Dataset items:
══════════
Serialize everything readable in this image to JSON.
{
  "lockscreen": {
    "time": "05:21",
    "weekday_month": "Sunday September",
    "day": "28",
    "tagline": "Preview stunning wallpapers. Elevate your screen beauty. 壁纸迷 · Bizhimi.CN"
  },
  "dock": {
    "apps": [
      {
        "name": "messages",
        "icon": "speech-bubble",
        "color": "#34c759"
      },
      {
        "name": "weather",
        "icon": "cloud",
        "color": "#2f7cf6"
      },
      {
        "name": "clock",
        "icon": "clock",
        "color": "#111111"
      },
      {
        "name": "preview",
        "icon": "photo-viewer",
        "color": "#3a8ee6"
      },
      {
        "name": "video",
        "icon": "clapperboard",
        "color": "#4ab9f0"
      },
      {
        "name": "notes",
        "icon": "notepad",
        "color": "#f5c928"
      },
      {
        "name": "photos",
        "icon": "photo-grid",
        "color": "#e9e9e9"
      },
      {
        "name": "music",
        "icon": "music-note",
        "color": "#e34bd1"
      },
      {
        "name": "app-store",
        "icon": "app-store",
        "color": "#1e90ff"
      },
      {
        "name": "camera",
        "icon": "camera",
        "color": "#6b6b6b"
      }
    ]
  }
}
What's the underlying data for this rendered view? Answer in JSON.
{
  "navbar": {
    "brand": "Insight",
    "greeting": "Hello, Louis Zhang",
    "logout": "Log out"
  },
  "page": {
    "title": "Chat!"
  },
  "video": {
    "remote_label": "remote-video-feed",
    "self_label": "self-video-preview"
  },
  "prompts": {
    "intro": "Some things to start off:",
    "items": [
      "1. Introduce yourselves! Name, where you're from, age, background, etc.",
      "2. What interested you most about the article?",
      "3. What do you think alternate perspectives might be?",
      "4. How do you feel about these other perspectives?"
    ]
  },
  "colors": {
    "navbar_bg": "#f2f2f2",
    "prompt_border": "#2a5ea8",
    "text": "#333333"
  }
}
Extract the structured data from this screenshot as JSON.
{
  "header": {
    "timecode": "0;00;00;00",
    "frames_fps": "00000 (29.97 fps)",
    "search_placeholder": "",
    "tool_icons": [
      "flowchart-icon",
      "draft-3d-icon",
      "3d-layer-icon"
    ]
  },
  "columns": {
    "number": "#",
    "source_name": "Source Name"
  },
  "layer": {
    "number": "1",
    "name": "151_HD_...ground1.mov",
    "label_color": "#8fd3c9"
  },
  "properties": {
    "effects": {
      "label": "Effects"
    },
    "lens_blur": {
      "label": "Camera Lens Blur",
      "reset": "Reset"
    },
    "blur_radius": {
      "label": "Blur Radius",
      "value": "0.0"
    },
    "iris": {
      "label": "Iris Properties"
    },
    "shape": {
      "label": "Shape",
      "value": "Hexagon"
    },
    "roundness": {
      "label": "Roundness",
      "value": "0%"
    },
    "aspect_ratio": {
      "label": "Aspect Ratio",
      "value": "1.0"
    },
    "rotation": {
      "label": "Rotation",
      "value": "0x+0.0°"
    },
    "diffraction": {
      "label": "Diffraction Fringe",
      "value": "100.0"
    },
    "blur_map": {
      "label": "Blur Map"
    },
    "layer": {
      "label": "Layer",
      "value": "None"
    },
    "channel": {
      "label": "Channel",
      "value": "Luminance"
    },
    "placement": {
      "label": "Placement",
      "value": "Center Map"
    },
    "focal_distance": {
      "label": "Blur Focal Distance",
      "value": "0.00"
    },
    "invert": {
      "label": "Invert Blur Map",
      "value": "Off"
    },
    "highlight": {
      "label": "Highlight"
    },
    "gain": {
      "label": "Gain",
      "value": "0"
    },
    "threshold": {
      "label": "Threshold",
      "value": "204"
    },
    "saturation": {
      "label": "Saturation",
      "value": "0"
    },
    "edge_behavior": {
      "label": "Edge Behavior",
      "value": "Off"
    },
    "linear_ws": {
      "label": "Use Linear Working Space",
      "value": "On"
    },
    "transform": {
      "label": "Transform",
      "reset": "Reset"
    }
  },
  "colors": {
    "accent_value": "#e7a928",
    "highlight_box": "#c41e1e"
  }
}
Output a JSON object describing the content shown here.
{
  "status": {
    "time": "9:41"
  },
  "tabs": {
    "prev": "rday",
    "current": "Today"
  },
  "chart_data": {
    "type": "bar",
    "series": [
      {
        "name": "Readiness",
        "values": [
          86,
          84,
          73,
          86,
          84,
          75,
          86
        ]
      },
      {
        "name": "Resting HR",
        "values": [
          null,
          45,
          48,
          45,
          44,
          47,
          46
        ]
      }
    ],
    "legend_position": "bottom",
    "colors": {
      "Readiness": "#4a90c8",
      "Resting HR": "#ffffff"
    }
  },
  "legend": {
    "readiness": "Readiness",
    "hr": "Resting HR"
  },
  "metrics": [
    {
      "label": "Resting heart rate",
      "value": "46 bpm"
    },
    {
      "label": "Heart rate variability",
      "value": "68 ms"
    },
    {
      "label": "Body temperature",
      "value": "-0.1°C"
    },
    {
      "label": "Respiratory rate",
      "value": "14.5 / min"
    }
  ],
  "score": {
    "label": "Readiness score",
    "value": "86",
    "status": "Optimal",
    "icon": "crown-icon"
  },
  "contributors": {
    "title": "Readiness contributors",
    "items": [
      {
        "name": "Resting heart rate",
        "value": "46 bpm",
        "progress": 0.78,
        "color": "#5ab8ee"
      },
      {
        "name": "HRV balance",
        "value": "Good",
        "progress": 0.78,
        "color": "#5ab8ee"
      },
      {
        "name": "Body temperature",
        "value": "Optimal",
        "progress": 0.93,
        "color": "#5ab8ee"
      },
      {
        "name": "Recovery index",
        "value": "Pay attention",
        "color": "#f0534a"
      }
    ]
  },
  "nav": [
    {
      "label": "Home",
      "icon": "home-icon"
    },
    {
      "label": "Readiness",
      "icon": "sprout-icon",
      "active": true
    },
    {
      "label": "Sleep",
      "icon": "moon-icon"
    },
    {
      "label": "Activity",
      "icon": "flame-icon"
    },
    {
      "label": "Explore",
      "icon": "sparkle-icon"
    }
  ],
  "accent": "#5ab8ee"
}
══════════
→ **Objective**: Every line that holds the word "Readiness" should be extracted.

→ **Task answer**:
        "name": "Readiness",
      "Readiness": "#4a90c8",
    "readiness": "Readiness",
    "label": "Readiness score",
    "title": "Readiness contributors",
      "label": "Readiness",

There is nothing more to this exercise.